--- START DATA RECORDS ---

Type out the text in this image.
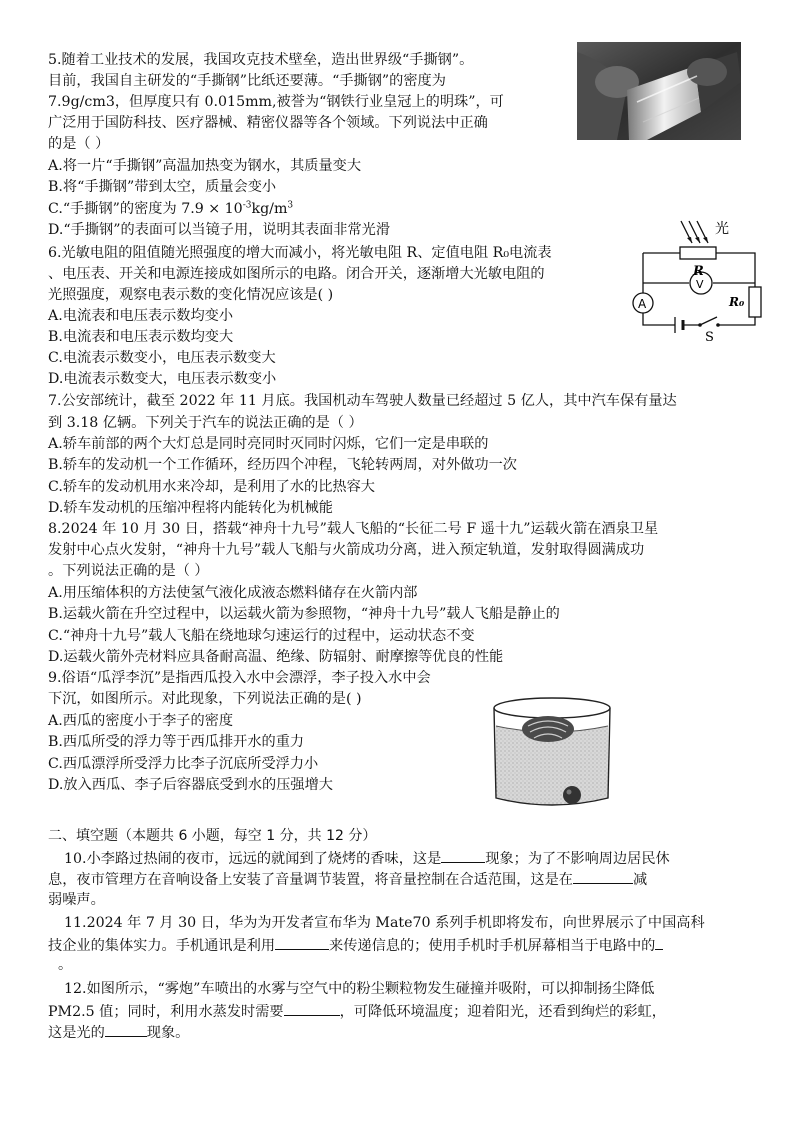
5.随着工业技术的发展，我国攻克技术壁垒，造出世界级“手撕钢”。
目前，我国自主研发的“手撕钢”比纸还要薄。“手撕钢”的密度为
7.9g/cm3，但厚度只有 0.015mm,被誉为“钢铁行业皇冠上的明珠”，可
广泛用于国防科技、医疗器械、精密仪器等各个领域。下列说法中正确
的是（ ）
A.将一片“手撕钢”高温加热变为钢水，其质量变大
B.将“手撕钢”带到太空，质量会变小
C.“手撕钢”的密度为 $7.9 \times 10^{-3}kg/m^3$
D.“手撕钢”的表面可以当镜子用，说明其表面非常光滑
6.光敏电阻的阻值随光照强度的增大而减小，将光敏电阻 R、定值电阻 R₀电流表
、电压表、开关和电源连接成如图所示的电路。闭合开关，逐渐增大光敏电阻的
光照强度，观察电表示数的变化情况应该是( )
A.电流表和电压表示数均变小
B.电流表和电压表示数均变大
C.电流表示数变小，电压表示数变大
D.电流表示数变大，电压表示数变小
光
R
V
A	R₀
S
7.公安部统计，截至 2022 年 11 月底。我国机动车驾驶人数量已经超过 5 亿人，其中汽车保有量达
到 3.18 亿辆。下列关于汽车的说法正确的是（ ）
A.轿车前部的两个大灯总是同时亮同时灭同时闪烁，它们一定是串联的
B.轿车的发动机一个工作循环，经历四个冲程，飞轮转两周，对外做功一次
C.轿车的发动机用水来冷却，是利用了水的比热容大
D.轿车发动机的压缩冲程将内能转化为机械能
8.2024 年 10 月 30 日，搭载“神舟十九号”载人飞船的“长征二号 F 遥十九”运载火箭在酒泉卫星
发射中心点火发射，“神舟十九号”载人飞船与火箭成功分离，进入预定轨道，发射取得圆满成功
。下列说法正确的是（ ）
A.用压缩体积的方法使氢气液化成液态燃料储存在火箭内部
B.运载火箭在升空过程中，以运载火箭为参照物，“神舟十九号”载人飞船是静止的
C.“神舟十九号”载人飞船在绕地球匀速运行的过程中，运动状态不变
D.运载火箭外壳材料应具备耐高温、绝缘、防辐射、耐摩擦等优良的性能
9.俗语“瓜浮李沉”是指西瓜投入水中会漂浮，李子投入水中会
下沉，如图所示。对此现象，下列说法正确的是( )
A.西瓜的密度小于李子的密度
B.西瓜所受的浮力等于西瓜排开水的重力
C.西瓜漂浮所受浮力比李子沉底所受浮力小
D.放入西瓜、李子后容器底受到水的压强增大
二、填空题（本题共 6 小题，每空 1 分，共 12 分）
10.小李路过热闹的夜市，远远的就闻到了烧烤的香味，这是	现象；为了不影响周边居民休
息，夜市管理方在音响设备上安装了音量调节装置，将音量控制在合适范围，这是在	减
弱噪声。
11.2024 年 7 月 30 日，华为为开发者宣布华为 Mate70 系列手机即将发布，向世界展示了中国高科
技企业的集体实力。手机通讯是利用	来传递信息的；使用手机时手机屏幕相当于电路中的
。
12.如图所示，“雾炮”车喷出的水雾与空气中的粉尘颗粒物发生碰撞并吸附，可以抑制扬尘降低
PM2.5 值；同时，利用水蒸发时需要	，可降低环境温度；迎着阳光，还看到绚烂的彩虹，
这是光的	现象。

--- END DATA RECORDS ---
--- START DATA RECORDS ---

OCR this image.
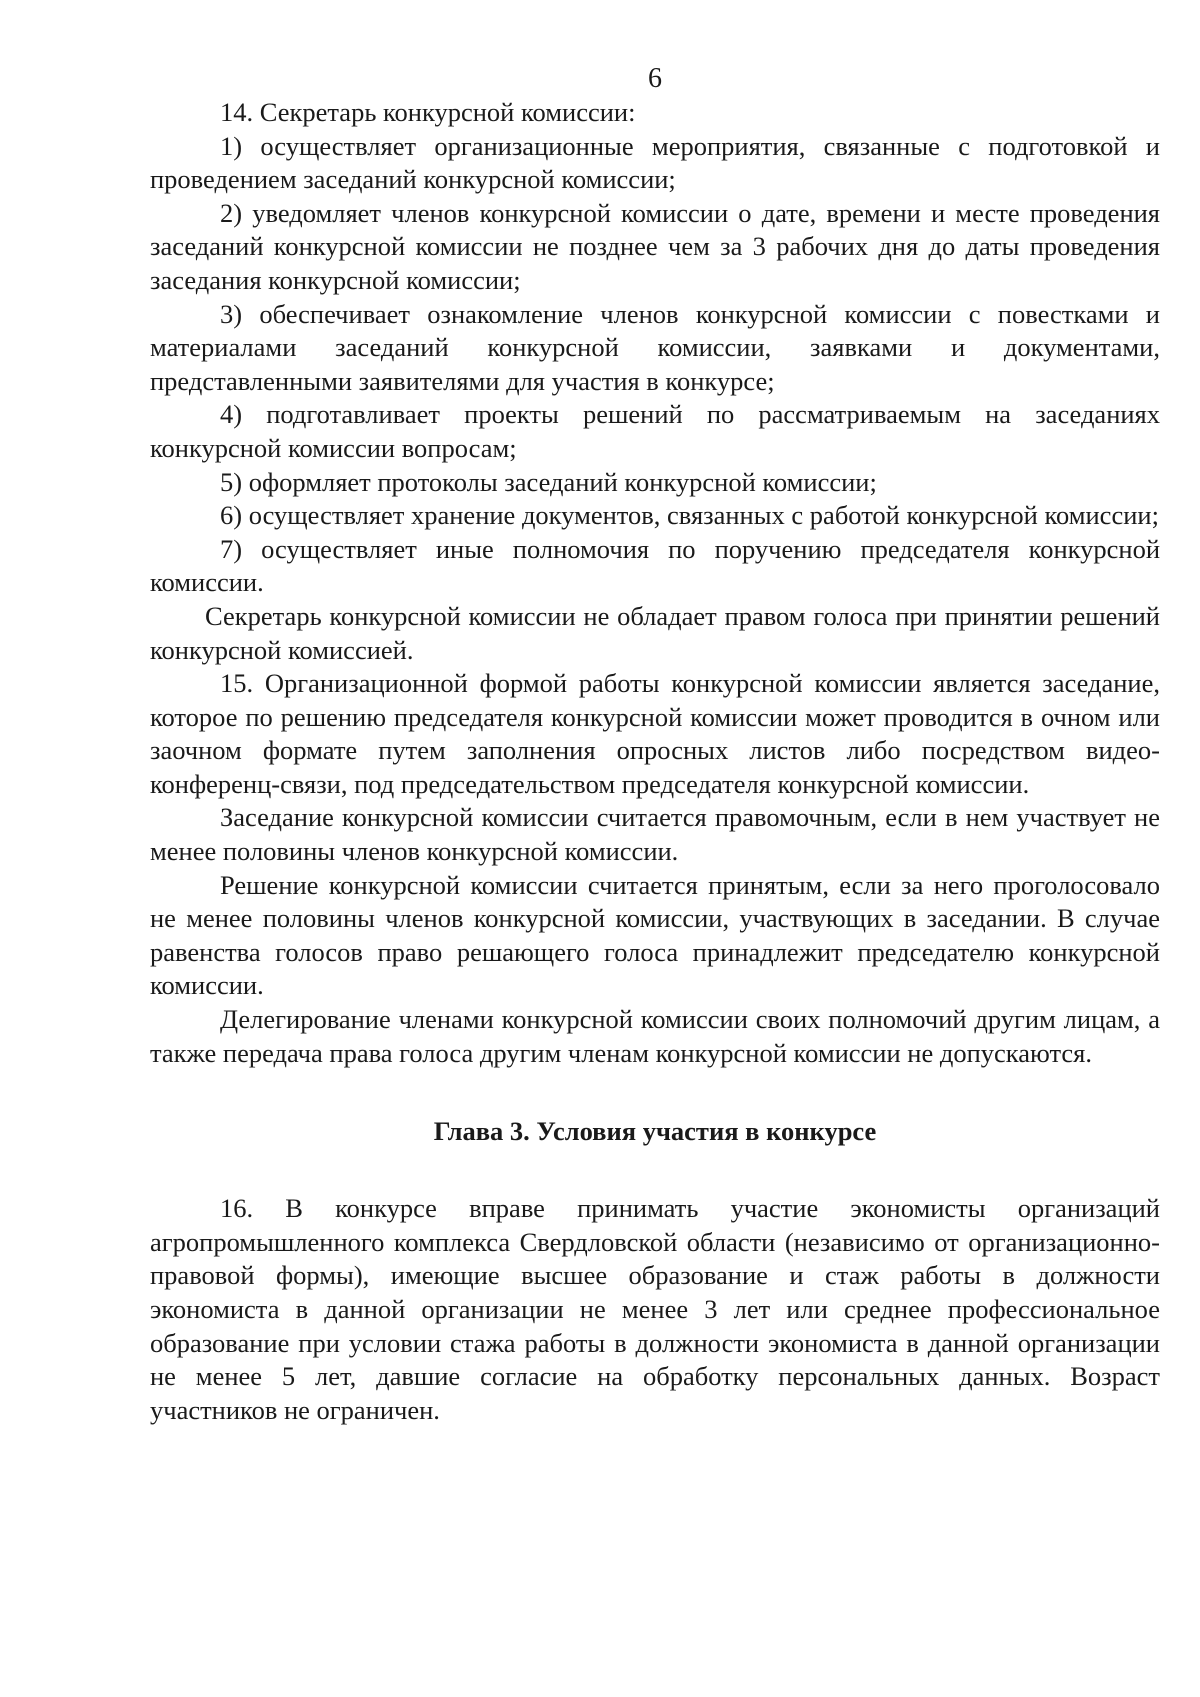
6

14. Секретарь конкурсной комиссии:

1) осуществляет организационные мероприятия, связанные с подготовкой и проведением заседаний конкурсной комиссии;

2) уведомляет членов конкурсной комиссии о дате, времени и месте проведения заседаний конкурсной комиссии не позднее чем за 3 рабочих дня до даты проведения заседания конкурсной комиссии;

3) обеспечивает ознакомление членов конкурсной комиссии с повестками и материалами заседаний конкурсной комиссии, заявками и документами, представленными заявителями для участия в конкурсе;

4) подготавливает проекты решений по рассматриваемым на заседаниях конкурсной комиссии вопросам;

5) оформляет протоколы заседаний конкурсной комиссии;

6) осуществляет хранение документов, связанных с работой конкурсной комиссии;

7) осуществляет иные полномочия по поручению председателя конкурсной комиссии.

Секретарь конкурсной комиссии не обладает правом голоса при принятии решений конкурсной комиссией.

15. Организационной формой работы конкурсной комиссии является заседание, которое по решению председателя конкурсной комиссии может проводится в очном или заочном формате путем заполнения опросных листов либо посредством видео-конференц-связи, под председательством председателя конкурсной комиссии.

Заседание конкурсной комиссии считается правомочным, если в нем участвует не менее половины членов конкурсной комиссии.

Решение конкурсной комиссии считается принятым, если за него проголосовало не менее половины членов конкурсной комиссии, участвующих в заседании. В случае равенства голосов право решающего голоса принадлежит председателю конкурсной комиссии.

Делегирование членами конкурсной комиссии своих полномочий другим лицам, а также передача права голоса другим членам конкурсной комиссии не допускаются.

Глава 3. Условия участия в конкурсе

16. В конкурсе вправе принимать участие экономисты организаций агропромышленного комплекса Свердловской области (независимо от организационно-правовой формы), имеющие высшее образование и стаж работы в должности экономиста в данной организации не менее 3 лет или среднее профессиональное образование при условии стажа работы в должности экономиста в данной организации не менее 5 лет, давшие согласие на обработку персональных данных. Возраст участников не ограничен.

--- END DATA RECORDS ---

* WHAT THE TASK ASKS
Tell how many lines of the data include the word "this", and nothing else.

* THE RESULT
2